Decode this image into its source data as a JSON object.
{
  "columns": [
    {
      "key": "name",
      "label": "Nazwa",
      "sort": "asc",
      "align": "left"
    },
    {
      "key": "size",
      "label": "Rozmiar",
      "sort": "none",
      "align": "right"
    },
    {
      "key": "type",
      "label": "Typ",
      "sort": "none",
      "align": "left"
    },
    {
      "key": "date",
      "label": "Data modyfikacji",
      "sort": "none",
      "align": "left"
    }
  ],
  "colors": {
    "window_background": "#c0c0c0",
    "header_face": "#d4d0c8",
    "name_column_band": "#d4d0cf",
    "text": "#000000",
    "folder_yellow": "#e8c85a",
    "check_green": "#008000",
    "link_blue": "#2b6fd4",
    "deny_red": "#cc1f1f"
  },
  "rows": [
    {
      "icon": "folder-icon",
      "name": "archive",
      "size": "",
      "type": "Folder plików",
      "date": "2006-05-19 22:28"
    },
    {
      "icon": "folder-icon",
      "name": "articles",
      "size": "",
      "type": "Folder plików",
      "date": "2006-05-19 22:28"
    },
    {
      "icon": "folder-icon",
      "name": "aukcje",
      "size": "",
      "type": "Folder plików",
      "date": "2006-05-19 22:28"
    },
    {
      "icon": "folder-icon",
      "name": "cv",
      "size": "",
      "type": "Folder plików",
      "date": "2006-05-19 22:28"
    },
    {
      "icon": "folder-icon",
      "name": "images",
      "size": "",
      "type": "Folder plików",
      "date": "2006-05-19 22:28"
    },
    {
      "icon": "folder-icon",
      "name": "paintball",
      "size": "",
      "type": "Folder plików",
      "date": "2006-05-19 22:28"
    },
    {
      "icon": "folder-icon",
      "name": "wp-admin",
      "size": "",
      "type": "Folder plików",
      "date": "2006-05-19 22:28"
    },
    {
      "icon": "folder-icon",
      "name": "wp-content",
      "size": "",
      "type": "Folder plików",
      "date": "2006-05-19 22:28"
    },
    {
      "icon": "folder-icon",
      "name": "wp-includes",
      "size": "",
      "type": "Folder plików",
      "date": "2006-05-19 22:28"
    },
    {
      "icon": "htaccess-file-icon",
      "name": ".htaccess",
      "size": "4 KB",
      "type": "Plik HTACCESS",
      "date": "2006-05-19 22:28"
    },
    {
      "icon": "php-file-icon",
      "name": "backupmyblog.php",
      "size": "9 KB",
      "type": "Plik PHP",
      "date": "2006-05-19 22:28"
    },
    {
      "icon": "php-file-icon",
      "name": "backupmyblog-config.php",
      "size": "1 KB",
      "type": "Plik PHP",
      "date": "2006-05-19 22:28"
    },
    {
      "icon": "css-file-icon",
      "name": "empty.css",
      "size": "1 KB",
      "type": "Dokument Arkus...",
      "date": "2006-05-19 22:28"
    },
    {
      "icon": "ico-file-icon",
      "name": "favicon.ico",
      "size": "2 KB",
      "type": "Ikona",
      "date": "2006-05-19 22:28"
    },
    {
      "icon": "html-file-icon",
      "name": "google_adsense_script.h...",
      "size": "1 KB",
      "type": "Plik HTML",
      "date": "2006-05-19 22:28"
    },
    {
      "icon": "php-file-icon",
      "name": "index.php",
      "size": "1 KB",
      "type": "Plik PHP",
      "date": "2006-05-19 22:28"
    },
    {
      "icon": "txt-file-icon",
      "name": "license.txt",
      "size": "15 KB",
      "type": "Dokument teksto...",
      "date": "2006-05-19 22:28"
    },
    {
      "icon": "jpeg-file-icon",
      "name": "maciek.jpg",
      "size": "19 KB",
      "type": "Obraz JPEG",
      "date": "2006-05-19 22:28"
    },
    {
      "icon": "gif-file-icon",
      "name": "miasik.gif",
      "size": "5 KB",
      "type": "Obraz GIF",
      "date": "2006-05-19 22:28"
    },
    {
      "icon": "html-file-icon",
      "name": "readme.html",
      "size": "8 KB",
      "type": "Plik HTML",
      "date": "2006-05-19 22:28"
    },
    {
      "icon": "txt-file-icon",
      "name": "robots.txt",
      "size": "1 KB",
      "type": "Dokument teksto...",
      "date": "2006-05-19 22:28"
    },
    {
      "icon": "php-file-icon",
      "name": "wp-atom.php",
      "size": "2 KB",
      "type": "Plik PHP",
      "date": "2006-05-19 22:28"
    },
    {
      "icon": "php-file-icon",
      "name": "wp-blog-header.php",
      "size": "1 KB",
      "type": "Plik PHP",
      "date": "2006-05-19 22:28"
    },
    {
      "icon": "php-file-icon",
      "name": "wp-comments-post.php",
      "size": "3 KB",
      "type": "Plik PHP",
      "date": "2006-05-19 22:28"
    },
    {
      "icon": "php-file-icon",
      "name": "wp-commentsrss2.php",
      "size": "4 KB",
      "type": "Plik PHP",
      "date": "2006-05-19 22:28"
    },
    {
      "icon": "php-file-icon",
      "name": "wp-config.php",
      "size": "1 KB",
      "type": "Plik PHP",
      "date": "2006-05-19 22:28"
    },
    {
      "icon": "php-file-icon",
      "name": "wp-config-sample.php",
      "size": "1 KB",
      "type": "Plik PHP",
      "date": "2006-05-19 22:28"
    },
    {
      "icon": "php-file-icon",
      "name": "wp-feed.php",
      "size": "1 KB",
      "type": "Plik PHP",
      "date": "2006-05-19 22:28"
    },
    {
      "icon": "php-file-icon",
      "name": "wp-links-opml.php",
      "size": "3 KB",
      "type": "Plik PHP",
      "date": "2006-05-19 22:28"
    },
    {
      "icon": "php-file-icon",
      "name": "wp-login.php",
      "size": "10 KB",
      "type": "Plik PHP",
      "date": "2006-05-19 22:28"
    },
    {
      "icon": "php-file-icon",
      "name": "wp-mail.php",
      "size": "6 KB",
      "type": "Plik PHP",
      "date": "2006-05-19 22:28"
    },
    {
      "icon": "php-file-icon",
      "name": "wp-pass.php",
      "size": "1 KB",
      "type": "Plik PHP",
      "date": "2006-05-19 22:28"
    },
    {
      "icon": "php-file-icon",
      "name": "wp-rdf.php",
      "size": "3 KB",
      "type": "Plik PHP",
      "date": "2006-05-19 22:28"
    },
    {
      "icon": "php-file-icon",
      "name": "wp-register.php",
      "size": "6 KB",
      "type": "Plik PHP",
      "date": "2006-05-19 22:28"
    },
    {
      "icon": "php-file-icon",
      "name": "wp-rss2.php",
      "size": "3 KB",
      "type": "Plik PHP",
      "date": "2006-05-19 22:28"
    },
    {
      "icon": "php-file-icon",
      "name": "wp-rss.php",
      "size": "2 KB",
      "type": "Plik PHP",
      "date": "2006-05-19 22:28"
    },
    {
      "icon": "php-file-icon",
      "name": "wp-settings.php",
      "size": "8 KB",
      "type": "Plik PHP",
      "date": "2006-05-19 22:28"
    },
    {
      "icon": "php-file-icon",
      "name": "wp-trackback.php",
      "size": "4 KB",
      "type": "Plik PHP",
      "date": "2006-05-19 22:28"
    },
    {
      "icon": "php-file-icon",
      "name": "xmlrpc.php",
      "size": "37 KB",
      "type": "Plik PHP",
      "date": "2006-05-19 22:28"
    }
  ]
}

::::::::

= Problem statement =
Every line of the records above needs to be given again exactly.

= Worked solution =
Decode this image into its source data as a JSON object.
{
  "columns": [
    {
      "key": "name",
      "label": "Nazwa",
      "sort": "asc",
      "align": "left"
    },
    {
      "key": "size",
      "label": "Rozmiar",
      "sort": "none",
      "align": "right"
    },
    {
      "key": "type",
      "label": "Typ",
      "sort": "none",
      "align": "left"
    },
    {
      "key": "date",
      "label": "Data modyfikacji",
      "sort": "none",
      "align": "left"
    }
  ],
  "colors": {
    "window_background": "#c0c0c0",
    "header_face": "#d4d0c8",
    "name_column_band": "#d4d0cf",
    "text": "#000000",
    "folder_yellow": "#e8c85a",
    "check_green": "#008000",
    "link_blue": "#2b6fd4",
    "deny_red": "#cc1f1f"
  },
  "rows": [
    {
      "icon": "folder-icon",
      "name": "archive",
      "size": "",
      "type": "Folder plików",
      "date": "2006-05-19 22:28"
    },
    {
      "icon": "folder-icon",
      "name": "articles",
      "size": "",
      "type": "Folder plików",
      "date": "2006-05-19 22:28"
    },
    {
      "icon": "folder-icon",
      "name": "aukcje",
      "size": "",
      "type": "Folder plików",
      "date": "2006-05-19 22:28"
    },
    {
      "icon": "folder-icon",
      "name": "cv",
      "size": "",
      "type": "Folder plików",
      "date": "2006-05-19 22:28"
    },
    {
      "icon": "folder-icon",
      "name": "images",
      "size": "",
      "type": "Folder plików",
      "date": "2006-05-19 22:28"
    },
    {
      "icon": "folder-icon",
      "name": "paintball",
      "size": "",
      "type": "Folder plików",
      "date": "2006-05-19 22:28"
    },
    {
      "icon": "folder-icon",
      "name": "wp-admin",
      "size": "",
      "type": "Folder plików",
      "date": "2006-05-19 22:28"
    },
    {
      "icon": "folder-icon",
      "name": "wp-content",
      "size": "",
      "type": "Folder plików",
      "date": "2006-05-19 22:28"
    },
    {
      "icon": "folder-icon",
      "name": "wp-includes",
      "size": "",
      "type": "Folder plików",
      "date": "2006-05-19 22:28"
    },
    {
      "icon": "htaccess-file-icon",
      "name": ".htaccess",
      "size": "4 KB",
      "type": "Plik HTACCESS",
      "date": "2006-05-19 22:28"
    },
    {
      "icon": "php-file-icon",
      "name": "backupmyblog.php",
      "size": "9 KB",
      "type": "Plik PHP",
      "date": "2006-05-19 22:28"
    },
    {
      "icon": "php-file-icon",
      "name": "backupmyblog-config.php",
      "size": "1 KB",
      "type": "Plik PHP",
      "date": "2006-05-19 22:28"
    },
    {
      "icon": "css-file-icon",
      "name": "empty.css",
      "size": "1 KB",
      "type": "Dokument Arkus...",
      "date": "2006-05-19 22:28"
    },
    {
      "icon": "ico-file-icon",
      "name": "favicon.ico",
      "size": "2 KB",
      "type": "Ikona",
      "date": "2006-05-19 22:28"
    },
    {
      "icon": "html-file-icon",
      "name": "google_adsense_script.h...",
      "size": "1 KB",
      "type": "Plik HTML",
      "date": "2006-05-19 22:28"
    },
    {
      "icon": "php-file-icon",
      "name": "index.php",
      "size": "1 KB",
      "type": "Plik PHP",
      "date": "2006-05-19 22:28"
    },
    {
      "icon": "txt-file-icon",
      "name": "license.txt",
      "size": "15 KB",
      "type": "Dokument teksto...",
      "date": "2006-05-19 22:28"
    },
    {
      "icon": "jpeg-file-icon",
      "name": "maciek.jpg",
      "size": "19 KB",
      "type": "Obraz JPEG",
      "date": "2006-05-19 22:28"
    },
    {
      "icon": "gif-file-icon",
      "name": "miasik.gif",
      "size": "5 KB",
      "type": "Obraz GIF",
      "date": "2006-05-19 22:28"
    },
    {
      "icon": "html-file-icon",
      "name": "readme.html",
      "size": "8 KB",
      "type": "Plik HTML",
      "date": "2006-05-19 22:28"
    },
    {
      "icon": "txt-file-icon",
      "name": "robots.txt",
      "size": "1 KB",
      "type": "Dokument teksto...",
      "date": "2006-05-19 22:28"
    },
    {
      "icon": "php-file-icon",
      "name": "wp-atom.php",
      "size": "2 KB",
      "type": "Plik PHP",
      "date": "2006-05-19 22:28"
    },
    {
      "icon": "php-file-icon",
      "name": "wp-blog-header.php",
      "size": "1 KB",
      "type": "Plik PHP",
      "date": "2006-05-19 22:28"
    },
    {
      "icon": "php-file-icon",
      "name": "wp-comments-post.php",
      "size": "3 KB",
      "type": "Plik PHP",
      "date": "2006-05-19 22:28"
    },
    {
      "icon": "php-file-icon",
      "name": "wp-commentsrss2.php",
      "size": "4 KB",
      "type": "Plik PHP",
      "date": "2006-05-19 22:28"
    },
    {
      "icon": "php-file-icon",
      "name": "wp-config.php",
      "size": "1 KB",
      "type": "Plik PHP",
      "date": "2006-05-19 22:28"
    },
    {
      "icon": "php-file-icon",
      "name": "wp-config-sample.php",
      "size": "1 KB",
      "type": "Plik PHP",
      "date": "2006-05-19 22:28"
    },
    {
      "icon": "php-file-icon",
      "name": "wp-feed.php",
      "size": "1 KB",
      "type": "Plik PHP",
      "date": "2006-05-19 22:28"
    },
    {
      "icon": "php-file-icon",
      "name": "wp-links-opml.php",
      "size": "3 KB",
      "type": "Plik PHP",
      "date": "2006-05-19 22:28"
    },
    {
      "icon": "php-file-icon",
      "name": "wp-login.php",
      "size": "10 KB",
      "type": "Plik PHP",
      "date": "2006-05-19 22:28"
    },
    {
      "icon": "php-file-icon",
      "name": "wp-mail.php",
      "size": "6 KB",
      "type": "Plik PHP",
      "date": "2006-05-19 22:28"
    },
    {
      "icon": "php-file-icon",
      "name": "wp-pass.php",
      "size": "1 KB",
      "type": "Plik PHP",
      "date": "2006-05-19 22:28"
    },
    {
      "icon": "php-file-icon",
      "name": "wp-rdf.php",
      "size": "3 KB",
      "type": "Plik PHP",
      "date": "2006-05-19 22:28"
    },
    {
      "icon": "php-file-icon",
      "name": "wp-register.php",
      "size": "6 KB",
      "type": "Plik PHP",
      "date": "2006-05-19 22:28"
    },
    {
      "icon": "php-file-icon",
      "name": "wp-rss2.php",
      "size": "3 KB",
      "type": "Plik PHP",
      "date": "2006-05-19 22:28"
    },
    {
      "icon": "php-file-icon",
      "name": "wp-rss.php",
      "size": "2 KB",
      "type": "Plik PHP",
      "date": "2006-05-19 22:28"
    },
    {
      "icon": "php-file-icon",
      "name": "wp-settings.php",
      "size": "8 KB",
      "type": "Plik PHP",
      "date": "2006-05-19 22:28"
    },
    {
      "icon": "php-file-icon",
      "name": "wp-trackback.php",
      "size": "4 KB",
      "type": "Plik PHP",
      "date": "2006-05-19 22:28"
    },
    {
      "icon": "php-file-icon",
      "name": "xmlrpc.php",
      "size": "37 KB",
      "type": "Plik PHP",
      "date": "2006-05-19 22:28"
    }
  ]
}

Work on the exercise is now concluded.